(Aim):
The records below are to be repeated in full, exactly as they are.

(Rows):
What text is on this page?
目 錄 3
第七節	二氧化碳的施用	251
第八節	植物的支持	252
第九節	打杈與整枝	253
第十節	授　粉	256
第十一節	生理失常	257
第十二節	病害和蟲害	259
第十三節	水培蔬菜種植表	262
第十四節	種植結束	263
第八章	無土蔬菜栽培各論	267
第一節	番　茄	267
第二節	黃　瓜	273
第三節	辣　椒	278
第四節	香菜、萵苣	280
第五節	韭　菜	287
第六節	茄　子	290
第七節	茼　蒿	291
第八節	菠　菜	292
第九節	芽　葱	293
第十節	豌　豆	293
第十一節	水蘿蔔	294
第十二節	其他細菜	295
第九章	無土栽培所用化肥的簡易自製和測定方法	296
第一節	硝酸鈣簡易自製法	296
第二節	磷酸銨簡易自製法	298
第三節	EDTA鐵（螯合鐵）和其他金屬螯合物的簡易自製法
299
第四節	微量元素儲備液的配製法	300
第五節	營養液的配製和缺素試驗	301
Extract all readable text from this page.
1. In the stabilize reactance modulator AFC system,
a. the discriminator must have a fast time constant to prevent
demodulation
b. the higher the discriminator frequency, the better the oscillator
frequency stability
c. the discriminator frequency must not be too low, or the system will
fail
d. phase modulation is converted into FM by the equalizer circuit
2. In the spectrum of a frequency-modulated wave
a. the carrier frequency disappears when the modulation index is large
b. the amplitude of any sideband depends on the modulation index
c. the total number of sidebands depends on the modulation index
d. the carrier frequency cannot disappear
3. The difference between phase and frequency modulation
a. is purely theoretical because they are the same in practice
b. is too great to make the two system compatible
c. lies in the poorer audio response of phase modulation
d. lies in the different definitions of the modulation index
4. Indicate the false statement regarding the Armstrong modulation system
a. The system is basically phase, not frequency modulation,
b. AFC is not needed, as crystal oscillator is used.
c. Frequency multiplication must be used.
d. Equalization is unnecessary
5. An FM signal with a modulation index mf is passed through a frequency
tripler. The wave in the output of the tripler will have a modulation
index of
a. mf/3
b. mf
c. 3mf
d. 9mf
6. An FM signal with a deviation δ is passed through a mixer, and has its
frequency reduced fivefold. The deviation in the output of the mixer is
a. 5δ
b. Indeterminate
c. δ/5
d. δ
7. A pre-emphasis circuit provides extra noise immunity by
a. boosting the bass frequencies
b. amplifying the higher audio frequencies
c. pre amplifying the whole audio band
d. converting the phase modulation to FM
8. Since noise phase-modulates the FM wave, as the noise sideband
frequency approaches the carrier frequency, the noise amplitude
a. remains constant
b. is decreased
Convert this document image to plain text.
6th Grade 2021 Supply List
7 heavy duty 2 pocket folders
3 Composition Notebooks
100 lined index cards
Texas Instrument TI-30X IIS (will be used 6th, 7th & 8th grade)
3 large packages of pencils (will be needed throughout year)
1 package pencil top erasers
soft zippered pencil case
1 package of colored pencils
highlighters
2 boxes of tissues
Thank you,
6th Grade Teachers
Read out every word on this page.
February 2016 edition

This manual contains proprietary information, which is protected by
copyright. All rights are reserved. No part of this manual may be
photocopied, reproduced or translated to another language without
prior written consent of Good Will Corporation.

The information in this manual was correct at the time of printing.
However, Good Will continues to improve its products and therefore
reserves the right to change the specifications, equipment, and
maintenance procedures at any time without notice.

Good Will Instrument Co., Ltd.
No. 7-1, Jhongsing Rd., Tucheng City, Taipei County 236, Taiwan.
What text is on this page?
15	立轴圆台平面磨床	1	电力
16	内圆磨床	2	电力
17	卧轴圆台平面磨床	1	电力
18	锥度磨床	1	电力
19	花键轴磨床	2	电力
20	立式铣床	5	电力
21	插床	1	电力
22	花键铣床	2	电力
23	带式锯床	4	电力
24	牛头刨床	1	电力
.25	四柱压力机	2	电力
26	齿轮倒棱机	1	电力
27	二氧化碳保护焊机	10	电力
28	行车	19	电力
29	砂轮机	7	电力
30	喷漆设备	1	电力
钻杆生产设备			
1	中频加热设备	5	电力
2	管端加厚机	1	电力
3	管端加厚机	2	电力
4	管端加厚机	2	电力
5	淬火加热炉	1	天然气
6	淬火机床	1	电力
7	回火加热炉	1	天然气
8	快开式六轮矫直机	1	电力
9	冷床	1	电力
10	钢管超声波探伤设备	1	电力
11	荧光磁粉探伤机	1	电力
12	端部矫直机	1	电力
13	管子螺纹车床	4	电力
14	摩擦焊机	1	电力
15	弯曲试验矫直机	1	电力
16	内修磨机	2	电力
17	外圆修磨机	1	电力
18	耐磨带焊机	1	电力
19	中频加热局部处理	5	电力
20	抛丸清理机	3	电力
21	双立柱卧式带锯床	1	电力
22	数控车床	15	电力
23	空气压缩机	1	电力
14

(Complete response):
What text is on this page?
目 錄 3
第七節	二氧化碳的施用	251
第八節	植物的支持	252
第九節	打杈與整枝	253
第十節	授　粉	256
第十一節	生理失常	257
第十二節	病害和蟲害	259
第十三節	水培蔬菜種植表	262
第十四節	種植結束	263
第八章	無土蔬菜栽培各論	267
第一節	番　茄	267
第二節	黃　瓜	273
第三節	辣　椒	278
第四節	香菜、萵苣	280
第五節	韭　菜	287
第六節	茄　子	290
第七節	茼　蒿	291
第八節	菠　菜	292
第九節	芽　葱	293
第十節	豌　豆	293
第十一節	水蘿蔔	294
第十二節	其他細菜	295
第九章	無土栽培所用化肥的簡易自製和測定方法	296
第一節	硝酸鈣簡易自製法	296
第二節	磷酸銨簡易自製法	298
第三節	EDTA鐵（螯合鐵）和其他金屬螯合物的簡易自製法
299
第四節	微量元素儲備液的配製法	300
第五節	營養液的配製和缺素試驗	301
Extract all readable text from this page.
1. In the stabilize reactance modulator AFC system,
a. the discriminator must have a fast time constant to prevent
demodulation
b. the higher the discriminator frequency, the better the oscillator
frequency stability
c. the discriminator frequency must not be too low, or the system will
fail
d. phase modulation is converted into FM by the equalizer circuit
2. In the spectrum of a frequency-modulated wave
a. the carrier frequency disappears when the modulation index is large
b. the amplitude of any sideband depends on the modulation index
c. the total number of sidebands depends on the modulation index
d. the carrier frequency cannot disappear
3. The difference between phase and frequency modulation
a. is purely theoretical because they are the same in practice
b. is too great to make the two system compatible
c. lies in the poorer audio response of phase modulation
d. lies in the different definitions of the modulation index
4. Indicate the false statement regarding the Armstrong modulation system
a. The system is basically phase, not frequency modulation,
b. AFC is not needed, as crystal oscillator is used.
c. Frequency multiplication must be used.
d. Equalization is unnecessary
5. An FM signal with a modulation index mf is passed through a frequency
tripler. The wave in the output of the tripler will have a modulation
index of
a. mf/3
b. mf
c. 3mf
d. 9mf
6. An FM signal with a deviation δ is passed through a mixer, and has its
frequency reduced fivefold. The deviation in the output of the mixer is
a. 5δ
b. Indeterminate
c. δ/5
d. δ
7. A pre-emphasis circuit provides extra noise immunity by
a. boosting the bass frequencies
b. amplifying the higher audio frequencies
c. pre amplifying the whole audio band
d. converting the phase modulation to FM
8. Since noise phase-modulates the FM wave, as the noise sideband
frequency approaches the carrier frequency, the noise amplitude
a. remains constant
b. is decreased
Convert this document image to plain text.
6th Grade 2021 Supply List
7 heavy duty 2 pocket folders
3 Composition Notebooks
100 lined index cards
Texas Instrument TI-30X IIS (will be used 6th, 7th & 8th grade)
3 large packages of pencils (will be needed throughout year)
1 package pencil top erasers
soft zippered pencil case
1 package of colored pencils
highlighters
2 boxes of tissues
Thank you,
6th Grade Teachers
Read out every word on this page.
February 2016 edition

This manual contains proprietary information, which is protected by
copyright. All rights are reserved. No part of this manual may be
photocopied, reproduced or translated to another language without
prior written consent of Good Will Corporation.

The information in this manual was correct at the time of printing.
However, Good Will continues to improve its products and therefore
reserves the right to change the specifications, equipment, and
maintenance procedures at any time without notice.

Good Will Instrument Co., Ltd.
No. 7-1, Jhongsing Rd., Tucheng City, Taipei County 236, Taiwan.
What text is on this page?
15	立轴圆台平面磨床	1	电力
16	内圆磨床	2	电力
17	卧轴圆台平面磨床	1	电力
18	锥度磨床	1	电力
19	花键轴磨床	2	电力
20	立式铣床	5	电力
21	插床	1	电力
22	花键铣床	2	电力
23	带式锯床	4	电力
24	牛头刨床	1	电力
.25	四柱压力机	2	电力
26	齿轮倒棱机	1	电力
27	二氧化碳保护焊机	10	电力
28	行车	19	电力
29	砂轮机	7	电力
30	喷漆设备	1	电力
钻杆生产设备			
1	中频加热设备	5	电力
2	管端加厚机	1	电力
3	管端加厚机	2	电力
4	管端加厚机	2	电力
5	淬火加热炉	1	天然气
6	淬火机床	1	电力
7	回火加热炉	1	天然气
8	快开式六轮矫直机	1	电力
9	冷床	1	电力
10	钢管超声波探伤设备	1	电力
11	荧光磁粉探伤机	1	电力
12	端部矫直机	1	电力
13	管子螺纹车床	4	电力
14	摩擦焊机	1	电力
15	弯曲试验矫直机	1	电力
16	内修磨机	2	电力
17	外圆修磨机	1	电力
18	耐磨带焊机	1	电力
19	中频加热局部处理	5	电力
20	抛丸清理机	3	电力
21	双立柱卧式带锯床	1	电力
22	数控车床	15	电力
23	空气压缩机	1	电力
14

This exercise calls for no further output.